_DOCUMENT EXTRACT:_
------------------------------------

For those of you interested in TV broadcast standards a few
bullet-points:
- It can be expected that the analog broadcasting systems NTSC/PAL/SECAM
will be deactivated worldwide within the next two decades. The UK in
particular has already specific plans to shut down PAL broadcasting
by 2010.
- A new global standard called DVB (Digital Video Broadcast) has
been developed since the mid 1990s. It is based on
- MPEG2 audio and video stream compression
- Three modem standards optimized for different media:
DVB-S for direct satellite reception
DVB-C for cable distribution
DVB-T for terrestrial reception
The modulation standards are different in order to take account
of the different channel properties (satellite requires
constant amplitude, is very noisy and offers wide bandwidth,
terrestrial requires narroe bandwidth and is prone to selective
fading and echos, cable is low noise and low echo, but also low
bandwidth). Nevertheless, their design is closely aligned, e.g.
they use the same forward error correction scheme with only slightly
different parameters to simplify the design of chips that support
all alternatives.

------------------------------------

_LISTING:_
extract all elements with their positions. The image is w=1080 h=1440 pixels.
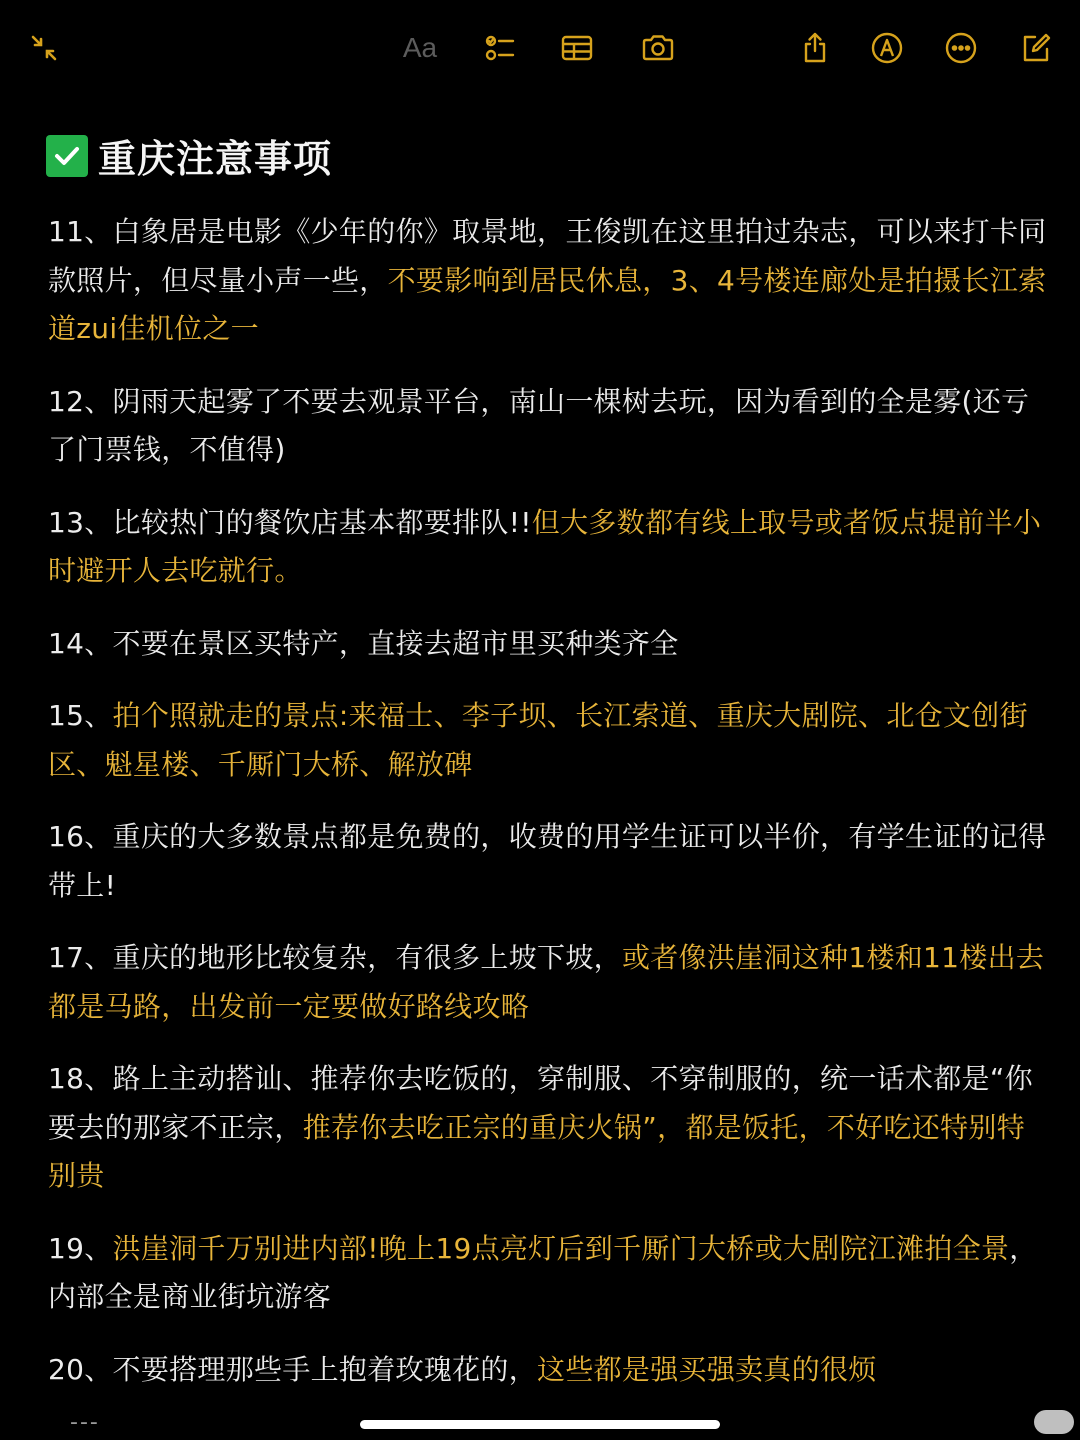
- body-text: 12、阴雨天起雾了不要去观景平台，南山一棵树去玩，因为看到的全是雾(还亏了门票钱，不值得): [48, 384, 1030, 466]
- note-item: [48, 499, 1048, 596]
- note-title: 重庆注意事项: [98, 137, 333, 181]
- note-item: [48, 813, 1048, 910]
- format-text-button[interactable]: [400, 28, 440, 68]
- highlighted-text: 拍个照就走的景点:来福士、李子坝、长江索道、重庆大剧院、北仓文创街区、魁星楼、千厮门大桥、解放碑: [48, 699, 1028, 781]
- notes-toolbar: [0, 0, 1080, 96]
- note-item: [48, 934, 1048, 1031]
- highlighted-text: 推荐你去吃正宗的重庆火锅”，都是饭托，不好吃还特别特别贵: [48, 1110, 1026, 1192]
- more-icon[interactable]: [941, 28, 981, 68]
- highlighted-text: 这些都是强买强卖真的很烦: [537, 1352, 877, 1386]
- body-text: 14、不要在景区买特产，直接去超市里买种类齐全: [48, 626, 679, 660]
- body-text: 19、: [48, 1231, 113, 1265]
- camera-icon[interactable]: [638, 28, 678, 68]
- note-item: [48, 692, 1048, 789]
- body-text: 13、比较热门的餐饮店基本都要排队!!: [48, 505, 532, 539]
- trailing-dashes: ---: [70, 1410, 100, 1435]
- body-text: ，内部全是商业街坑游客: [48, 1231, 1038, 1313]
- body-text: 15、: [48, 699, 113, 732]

------------------------------------

_TASK OBJECTIVE:_ Write the next part of the note on TV broadcast standards, starting right after its final sentence.

_EXERCISE ANSWER:_
- Various auxiliary meta-data standards, such as DVB-SI (System
Information) which annotates the bitstreams with electronic program
guide data in order to allow rather comfortable channel selection and
recorder programming.
Although DVB was originally a project sponsored by the European
Broadcast Union (EBU) and the European Telecommunications Standards
Institute (ETSI), it has become almost a defacto global standard as
almost all new digital broadcasting projects in Europe, Australia,
Africa, and Asia are based on DVB. The DVB-S standard for digital
satellite broadcast has been accepted as a world-wide standard by the
International Telecommunications Union (ITU, the UN body in charge of
the wordwide coordination of use of the radio spectrum).
Only the US and Japan have decided to use incombatible systems. Some of
the digital satellite and cable systems used in the US also use DVB-S
and DVB-C modulation, but the FCC has made a rather controversial
selection of a VSB modulation technique instead of the significantly
more sophisticated and robust DVB-T scheme for terrestrial broadcasting.
The US ADTV standard is also using MPEG2 for the video compression, but
uses US-only standards for every other aspect of the system design
(modem, electronic program information, system parameters, etc.).
Comparisons between the VSB modulation and the DVB-T scheme performed in
the US have resulted in significantly lower reception reliability with
indoor antennas under comparable conditions.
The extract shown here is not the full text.